======== 摘录段落 ========

SciPy 图结构

SciPy 图结构与网络分析:量化金融应用

虽然SciPy核心没有专门的图论模块,但通过scipy.sparsescipy.sparse.csr_matrix可以高效构建和操作图结构数据。结合NetworkX库,SciPy提供了强大的图算法支持,特别适用于金融网络分析、风险传染、资产相关性网络等场景。

1. 图表示方法与SciPy集成

邻接矩阵(Adjacency Matrix)
from scipy import sparse
import numpy as np
import networkx as nx
import matplotlib.pyplot as plt

def create_adjacency_matrix(graph):
    """从NetworkX图创建SciPy稀疏邻接矩阵"""
    n_nodes = graph.number_of_nodes()
    adj_matrix = nx.to_scipy_sparse_array(graph, nodelist=range(n_nodes), format='csr')
    return adj_matrix

# 示例:金融资产相关性网络
np.random.seed(42)
n_assets = 100
G = nx.erdos_renyi_graph(n_assets, 0.05)  # 5%连接概率

# 资产标签
assets = [f'ASSET_{i}' for i in range(n_assets)]
nx.set_node_attributes(G, {i: assets[i] for i in range(n_assets)}, 'symbol')

adj_csr = create_adjacency_matrix(G)
print(f"图结构: {n_assets}节点, {G.number_of_edges()}边")
print(f"邻接矩阵: {adj_csr.shape}, 非零元素: {adj_csr.nnz}")
print(f"平均度: {2 * G.number_of_edges() / n_assets:.2f}")
边列表与COO格式
def edges_to_coo_matrix(edges, n_nodes):
    """从边列表创建COO稀疏矩阵"""
    rows, cols = zip(*edges)
    data = np.ones(len(edges))  # 无向图权重为1

    coo = sparse.coo_matrix((data, (rows, cols)), 
                           shape=(n_nodes, n_nodes))
    return coo.tocsr() + coo.tocsc().T - sparse.diags(coo.diagonal())  # 无向图对称化

# 金融交易网络(有向)
trades = [(0, 1, 1000), (1, 2, 500), (0, 2, 2000),  # (from, to, volume)
          (2, 0, 1500), (1, 0, 800)]
edges, weights = zip(*[(u, v) for u, v, w in trades])
trade_weights = np.array(weights)

trade_adj = sparse.coo_matrix((trade_weights, (edges, weights)), 
                             shape=(n_assets, n_assets)).tocsr()
print("交易网络邻接矩阵:", trade_adj.sum())

2. 图谱分析算法

度分布与网络统计
def analyze_network_stats(adj_matrix):
    """网络基本统计分析"""
    # 度序列
    degrees = np.array(adj_matrix.sum(axis=1)).flatten()

========

• 完成以下任务
- a) 摘录段落中,示例金融资产相关性网络设定的连接概率是多少?
- b) 请将摘录段落中的这句话译成英文:“结合NetworkX库,SciPy提供了强大的图算法支持,特别适用于金融网络分析、风险传染、资产相关性网络等场景。”
- c) 列出摘录段落代码中用 import 语句导入的全部模块。

======== 提取信息 ========

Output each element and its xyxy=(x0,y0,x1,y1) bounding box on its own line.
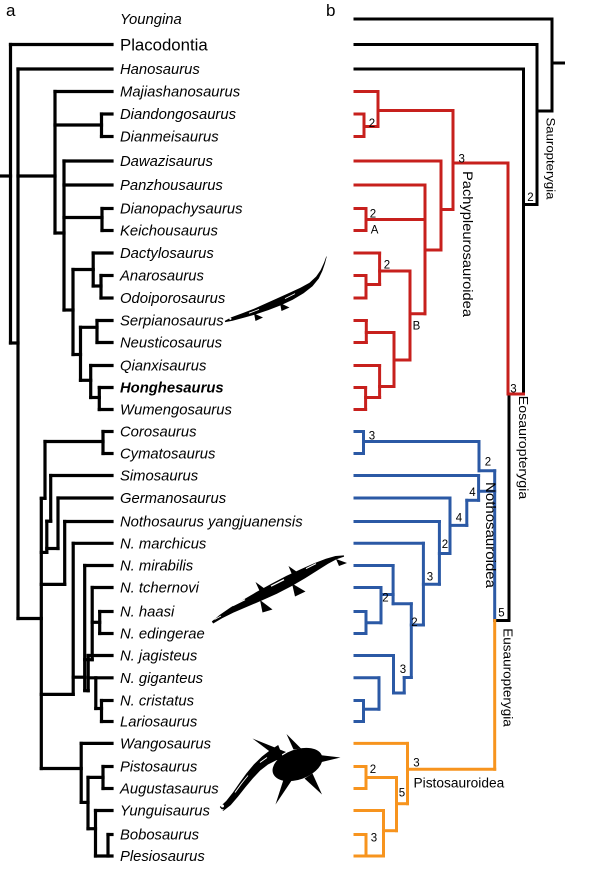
svg-text:N. jagisteus: N. jagisteus xyxy=(120,649,198,665)
svg-text:Corosaurus: Corosaurus xyxy=(120,425,197,441)
svg-text:Qianxisaurus: Qianxisaurus xyxy=(120,359,207,375)
svg-text:4: 4 xyxy=(469,487,476,499)
svg-text:Germanosaurus: Germanosaurus xyxy=(120,491,227,507)
svg-text:Nothosauroidea: Nothosauroidea xyxy=(483,482,498,588)
svg-text:N. haasi: N. haasi xyxy=(120,605,175,621)
svg-text:3: 3 xyxy=(400,664,406,676)
svg-text:Augustasaurus: Augustasaurus xyxy=(119,782,219,798)
svg-text:3: 3 xyxy=(369,431,375,443)
svg-text:Yunguisaurus: Yunguisaurus xyxy=(120,804,211,820)
svg-text:Eusauropterygia: Eusauropterygia xyxy=(500,628,515,727)
svg-text:Panzhousaurus: Panzhousaurus xyxy=(120,178,223,194)
svg-text:3: 3 xyxy=(427,572,433,584)
svg-text:2: 2 xyxy=(384,260,390,272)
svg-text:5: 5 xyxy=(399,788,405,800)
svg-text:4: 4 xyxy=(456,513,463,525)
svg-text:N. tchernovi: N. tchernovi xyxy=(120,581,200,597)
svg-text:2: 2 xyxy=(442,539,448,551)
svg-text:b: b xyxy=(326,1,335,20)
svg-text:A: A xyxy=(371,225,379,237)
svg-text:N. edingerae: N. edingerae xyxy=(120,627,205,643)
svg-text:Simosaurus: Simosaurus xyxy=(120,469,199,485)
svg-text:Keichousaurus: Keichousaurus xyxy=(120,224,218,240)
svg-text:2: 2 xyxy=(370,209,376,221)
svg-text:Nothosaurus yangjuanensis: Nothosaurus yangjuanensis xyxy=(120,515,303,531)
svg-text:Sauropterygia: Sauropterygia xyxy=(543,118,557,200)
svg-text:Pachypleurosauroidea: Pachypleurosauroidea xyxy=(460,171,475,318)
svg-text:Diandongosaurus: Diandongosaurus xyxy=(120,107,237,123)
svg-text:3: 3 xyxy=(413,758,419,770)
svg-text:3: 3 xyxy=(458,154,464,166)
svg-text:Pistosaurus: Pistosaurus xyxy=(120,760,198,776)
svg-text:Placodontia: Placodontia xyxy=(120,35,208,54)
svg-text:Dianmeisaurus: Dianmeisaurus xyxy=(120,130,219,146)
svg-text:Dawazisaurus: Dawazisaurus xyxy=(120,154,214,170)
svg-text:Youngina: Youngina xyxy=(120,12,182,28)
svg-text:Neusticosaurus: Neusticosaurus xyxy=(120,336,223,352)
svg-text:Honghesaurus: Honghesaurus xyxy=(120,381,224,397)
svg-text:N. cristatus: N. cristatus xyxy=(120,694,195,710)
svg-text:Hanosaurus: Hanosaurus xyxy=(120,62,200,78)
svg-text:Lariosaurus: Lariosaurus xyxy=(120,715,198,731)
svg-text:N. mirabilis: N. mirabilis xyxy=(120,559,194,575)
svg-text:3: 3 xyxy=(510,384,516,396)
svg-text:Dactylosaurus: Dactylosaurus xyxy=(120,246,214,262)
svg-text:Cymatosaurus: Cymatosaurus xyxy=(120,447,216,463)
svg-text:Odoiporosaurus: Odoiporosaurus xyxy=(120,291,226,307)
svg-text:5: 5 xyxy=(498,608,504,620)
svg-text:Bobosaurus: Bobosaurus xyxy=(120,828,200,844)
svg-text:2: 2 xyxy=(369,118,375,130)
svg-text:3: 3 xyxy=(371,833,377,845)
svg-text:Plesiosaurus: Plesiosaurus xyxy=(120,849,205,865)
svg-text:Serpianosaurus: Serpianosaurus xyxy=(120,314,224,330)
svg-text:N. marchicus: N. marchicus xyxy=(120,537,207,553)
svg-text:Anarosaurus: Anarosaurus xyxy=(119,269,204,285)
svg-text:B: B xyxy=(413,321,421,333)
svg-text:Eosauropterygia: Eosauropterygia xyxy=(516,396,531,500)
svg-text:Wangosaurus: Wangosaurus xyxy=(120,737,212,753)
svg-text:2: 2 xyxy=(382,593,388,605)
svg-text:N. giganteus: N. giganteus xyxy=(120,671,204,687)
svg-text:Pistosauroidea: Pistosauroidea xyxy=(414,775,505,790)
svg-text:Majiashanosaurus: Majiashanosaurus xyxy=(120,85,241,101)
svg-text:2: 2 xyxy=(411,617,417,629)
svg-text:2: 2 xyxy=(485,457,491,469)
svg-text:Wumengosaurus: Wumengosaurus xyxy=(120,403,232,419)
svg-text:a: a xyxy=(6,1,16,20)
svg-text:Dianopachysaurus: Dianopachysaurus xyxy=(120,202,243,218)
svg-text:2: 2 xyxy=(527,192,533,204)
svg-text:2: 2 xyxy=(370,764,376,776)
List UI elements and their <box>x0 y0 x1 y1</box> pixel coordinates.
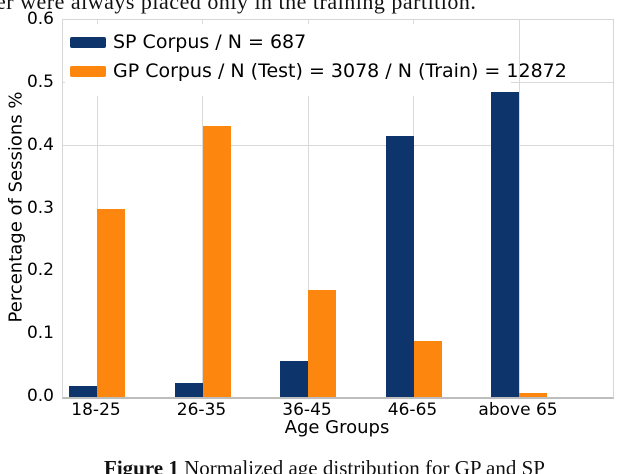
figure-caption: Figure 1 Normalized age distribution for… <box>104 456 624 474</box>
bar-gp-18-25 <box>97 208 125 397</box>
x-tick-label-above 65: above 65 <box>478 400 558 420</box>
vertical-gridline-above 65 <box>518 20 520 397</box>
cropped-body-text: er were always placed only in the traini… <box>0 0 477 14</box>
legend-label-sp: SP Corpus / N = 687 <box>113 31 307 53</box>
bar-sp-above 65 <box>491 92 519 397</box>
bar-sp-26-35 <box>174 382 203 397</box>
x-tick-label-46-65: 46-65 <box>387 400 438 420</box>
y-tick-label-0.4: 0.4 <box>26 134 54 155</box>
bar-gp-26-35 <box>202 125 231 397</box>
y-tick-label-0.5: 0.5 <box>26 71 54 92</box>
figure-caption-number: Figure 1 <box>104 456 179 474</box>
vertical-gridline-36-45 <box>307 20 309 397</box>
bar-sp-46-65 <box>385 136 414 397</box>
y-tick-label-0.1: 0.1 <box>26 323 54 344</box>
y-tick-label-0.2: 0.2 <box>26 260 54 281</box>
bar-gp-36-45 <box>308 290 336 397</box>
legend-swatch-sp <box>70 37 106 48</box>
legend-label-gp: GP Corpus / N (Test) = 3078 / N (Train) … <box>113 60 567 82</box>
y-tick-label-0.0: 0.0 <box>26 386 54 406</box>
bar-gp-above 65 <box>519 393 547 397</box>
bar-sp-36-45 <box>280 361 308 397</box>
y-axis-label: Percentage of Sessions % <box>5 91 27 323</box>
x-axis-label: Age Groups <box>284 417 390 438</box>
x-tick-label-36-45: 36-45 <box>282 400 332 420</box>
vertical-gridline-46-65 <box>413 20 414 397</box>
bar-gp-46-65 <box>413 341 442 397</box>
horizontal-gridline-0.4 <box>63 144 613 146</box>
y-tick-label-0.6: 0.6 <box>26 9 54 29</box>
bar-sp-18-25 <box>69 386 97 397</box>
x-tick-label-26-35: 26-35 <box>176 400 227 420</box>
x-tick-label-18-25: 18-25 <box>71 400 121 420</box>
chart-legend: SP Corpus / N = 687 GP Corpus / N (Test) … <box>65 24 567 96</box>
bar-chart-plot-area: SP Corpus / N = 687 GP Corpus / N (Test) … <box>62 19 614 399</box>
figure-caption-text: Normalized age distribution for GP and S… <box>178 456 545 474</box>
y-tick-label-0.3: 0.3 <box>26 197 54 218</box>
legend-swatch-gp <box>70 66 106 77</box>
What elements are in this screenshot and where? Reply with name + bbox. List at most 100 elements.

========

• 预期结果
- a) 5%

- b) Combined with the NetworkX library, SciPy provides powerful support for graph algorithms and is especially well suited to scenarios such as financial network analysis, risk contagion, and asset correlation networks.

- c)
- sparse(从 scipy 导入)
- numpy(别名 np)
- networkx(别名 nx)
- matplotlib.pyplot(别名 plt)